| Requirement |
Can you turn the lines below into a JSON list of strings, with one string for each line and no blank lines?

-- begin Available records --

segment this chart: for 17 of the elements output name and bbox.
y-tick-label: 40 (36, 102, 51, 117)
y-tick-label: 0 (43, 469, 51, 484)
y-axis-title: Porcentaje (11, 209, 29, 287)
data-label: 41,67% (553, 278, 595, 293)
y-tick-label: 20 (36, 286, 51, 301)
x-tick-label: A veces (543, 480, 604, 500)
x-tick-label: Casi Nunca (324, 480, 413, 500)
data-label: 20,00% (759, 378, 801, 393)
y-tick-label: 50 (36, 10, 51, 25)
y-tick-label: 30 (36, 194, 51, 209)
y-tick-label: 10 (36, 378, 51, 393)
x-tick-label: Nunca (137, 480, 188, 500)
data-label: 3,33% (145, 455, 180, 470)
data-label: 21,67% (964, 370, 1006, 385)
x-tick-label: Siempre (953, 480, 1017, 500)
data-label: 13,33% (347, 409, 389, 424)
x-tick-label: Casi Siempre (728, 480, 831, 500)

-- end Available records --

| Solution for this problem |
[
  "segment this chart: for 17 of the elements output name and bbox.",
  "y-tick-label: 40 (36, 102, 51, 117)",
  "y-tick-label: 0 (43, 469, 51, 484)",
  "y-axis-title: Porcentaje (11, 209, 29, 287)",
  "data-label: 41,67% (553, 278, 595, 293)",
  "y-tick-label: 20 (36, 286, 51, 301)",
  "x-tick-label: A veces (543, 480, 604, 500)",
  "x-tick-label: Casi Nunca (324, 480, 413, 500)",
  "data-label: 20,00% (759, 378, 801, 393)",
  "y-tick-label: 50 (36, 10, 51, 25)",
  "y-tick-label: 30 (36, 194, 51, 209)",
  "y-tick-label: 10 (36, 378, 51, 393)",
  "x-tick-label: Nunca (137, 480, 188, 500)",
  "data-label: 3,33% (145, 455, 180, 470)",
  "data-label: 21,67% (964, 370, 1006, 385)",
  "x-tick-label: Siempre (953, 480, 1017, 500)",
  "data-label: 13,33% (347, 409, 389, 424)",
  "x-tick-label: Casi Siempre (728, 480, 831, 500)"
]